THE TASK: Below are some entries. Copy each line that holds the string "vaardigheden".

SOURCE RECORDS:
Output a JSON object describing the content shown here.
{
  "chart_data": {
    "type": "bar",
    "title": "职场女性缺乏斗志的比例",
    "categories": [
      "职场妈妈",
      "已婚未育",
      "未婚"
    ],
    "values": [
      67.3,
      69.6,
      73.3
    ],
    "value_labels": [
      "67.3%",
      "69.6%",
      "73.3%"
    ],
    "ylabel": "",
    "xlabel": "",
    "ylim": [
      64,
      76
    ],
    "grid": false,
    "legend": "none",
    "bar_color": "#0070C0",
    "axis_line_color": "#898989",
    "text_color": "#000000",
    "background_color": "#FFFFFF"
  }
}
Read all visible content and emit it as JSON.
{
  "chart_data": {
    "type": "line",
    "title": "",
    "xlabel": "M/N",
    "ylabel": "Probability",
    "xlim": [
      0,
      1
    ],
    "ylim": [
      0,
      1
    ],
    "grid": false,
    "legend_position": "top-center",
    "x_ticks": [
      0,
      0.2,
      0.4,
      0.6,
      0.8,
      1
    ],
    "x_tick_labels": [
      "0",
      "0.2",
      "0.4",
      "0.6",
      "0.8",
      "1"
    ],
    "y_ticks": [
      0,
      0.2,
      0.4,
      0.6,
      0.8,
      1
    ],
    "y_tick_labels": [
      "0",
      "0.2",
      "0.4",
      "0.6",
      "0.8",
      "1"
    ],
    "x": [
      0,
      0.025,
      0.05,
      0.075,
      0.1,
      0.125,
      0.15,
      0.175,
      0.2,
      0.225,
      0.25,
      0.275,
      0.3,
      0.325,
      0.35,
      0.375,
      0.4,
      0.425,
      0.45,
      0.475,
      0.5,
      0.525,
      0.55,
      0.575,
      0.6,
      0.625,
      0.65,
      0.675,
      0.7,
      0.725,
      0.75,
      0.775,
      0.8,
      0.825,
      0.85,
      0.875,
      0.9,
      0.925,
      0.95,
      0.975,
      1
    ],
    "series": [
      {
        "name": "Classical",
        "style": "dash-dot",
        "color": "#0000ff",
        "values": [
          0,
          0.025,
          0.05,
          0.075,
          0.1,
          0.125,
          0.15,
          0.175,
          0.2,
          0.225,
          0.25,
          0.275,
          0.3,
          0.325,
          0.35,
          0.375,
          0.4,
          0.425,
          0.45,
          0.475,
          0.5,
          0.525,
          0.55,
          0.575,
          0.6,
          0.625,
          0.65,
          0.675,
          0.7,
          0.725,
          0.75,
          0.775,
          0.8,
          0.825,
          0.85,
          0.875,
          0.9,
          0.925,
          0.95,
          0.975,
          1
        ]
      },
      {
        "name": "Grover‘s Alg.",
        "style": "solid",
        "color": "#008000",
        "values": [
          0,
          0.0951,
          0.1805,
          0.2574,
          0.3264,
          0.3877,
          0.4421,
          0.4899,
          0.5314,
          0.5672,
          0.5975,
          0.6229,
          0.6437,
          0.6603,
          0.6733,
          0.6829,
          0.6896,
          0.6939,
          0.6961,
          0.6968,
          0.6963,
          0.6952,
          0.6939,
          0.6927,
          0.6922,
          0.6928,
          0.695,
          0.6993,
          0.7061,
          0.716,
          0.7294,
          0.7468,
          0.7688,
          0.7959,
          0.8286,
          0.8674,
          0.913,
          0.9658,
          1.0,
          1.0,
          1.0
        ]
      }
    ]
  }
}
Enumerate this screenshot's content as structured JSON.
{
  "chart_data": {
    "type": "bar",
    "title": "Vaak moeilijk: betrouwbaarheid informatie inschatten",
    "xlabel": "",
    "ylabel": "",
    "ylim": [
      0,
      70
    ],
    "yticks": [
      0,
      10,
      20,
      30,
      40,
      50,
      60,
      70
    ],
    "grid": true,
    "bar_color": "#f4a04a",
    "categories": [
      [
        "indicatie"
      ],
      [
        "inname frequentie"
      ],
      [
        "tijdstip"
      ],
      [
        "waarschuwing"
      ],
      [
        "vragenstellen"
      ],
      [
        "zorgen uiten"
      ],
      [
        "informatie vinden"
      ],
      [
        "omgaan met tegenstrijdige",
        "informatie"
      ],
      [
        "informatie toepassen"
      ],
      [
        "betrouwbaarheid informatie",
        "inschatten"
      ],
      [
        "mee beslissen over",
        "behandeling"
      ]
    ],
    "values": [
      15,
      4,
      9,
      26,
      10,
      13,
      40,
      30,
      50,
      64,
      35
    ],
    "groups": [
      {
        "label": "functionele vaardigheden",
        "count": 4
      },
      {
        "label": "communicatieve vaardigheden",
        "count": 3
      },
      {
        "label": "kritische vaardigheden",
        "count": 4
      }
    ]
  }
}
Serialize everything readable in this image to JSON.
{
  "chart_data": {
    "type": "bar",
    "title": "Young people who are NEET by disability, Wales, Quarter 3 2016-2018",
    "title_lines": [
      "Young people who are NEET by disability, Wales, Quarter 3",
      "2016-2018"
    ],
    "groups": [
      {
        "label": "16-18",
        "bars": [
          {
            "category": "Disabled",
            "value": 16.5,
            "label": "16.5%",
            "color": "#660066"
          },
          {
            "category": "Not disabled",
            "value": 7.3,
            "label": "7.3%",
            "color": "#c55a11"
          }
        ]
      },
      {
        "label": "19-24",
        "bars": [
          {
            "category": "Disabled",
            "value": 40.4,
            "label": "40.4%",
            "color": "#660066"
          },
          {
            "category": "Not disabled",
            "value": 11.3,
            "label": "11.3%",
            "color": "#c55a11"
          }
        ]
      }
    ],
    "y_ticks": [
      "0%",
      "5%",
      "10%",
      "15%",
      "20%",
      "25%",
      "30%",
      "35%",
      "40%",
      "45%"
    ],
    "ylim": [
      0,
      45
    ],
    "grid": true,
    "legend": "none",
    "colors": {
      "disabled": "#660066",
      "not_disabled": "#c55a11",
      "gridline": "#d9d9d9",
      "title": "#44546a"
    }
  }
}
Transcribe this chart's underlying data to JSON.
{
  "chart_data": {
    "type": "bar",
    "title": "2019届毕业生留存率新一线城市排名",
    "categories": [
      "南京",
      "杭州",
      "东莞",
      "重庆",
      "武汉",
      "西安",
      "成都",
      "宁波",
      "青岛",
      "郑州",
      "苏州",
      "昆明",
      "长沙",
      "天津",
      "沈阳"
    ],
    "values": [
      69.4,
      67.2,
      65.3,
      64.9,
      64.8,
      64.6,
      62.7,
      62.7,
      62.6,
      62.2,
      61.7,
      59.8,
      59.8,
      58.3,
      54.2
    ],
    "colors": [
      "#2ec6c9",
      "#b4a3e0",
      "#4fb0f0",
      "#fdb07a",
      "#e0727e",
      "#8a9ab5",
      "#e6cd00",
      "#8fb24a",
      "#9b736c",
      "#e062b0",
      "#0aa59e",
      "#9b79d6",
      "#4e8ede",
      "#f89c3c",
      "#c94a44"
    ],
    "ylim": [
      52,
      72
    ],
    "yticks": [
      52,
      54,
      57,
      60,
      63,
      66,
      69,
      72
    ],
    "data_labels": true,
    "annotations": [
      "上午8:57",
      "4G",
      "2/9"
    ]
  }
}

RIGHT ANSWER:
        "label": "functionele vaardigheden",
        "label": "communicatieve vaardigheden",
        "label": "kritische vaardigheden",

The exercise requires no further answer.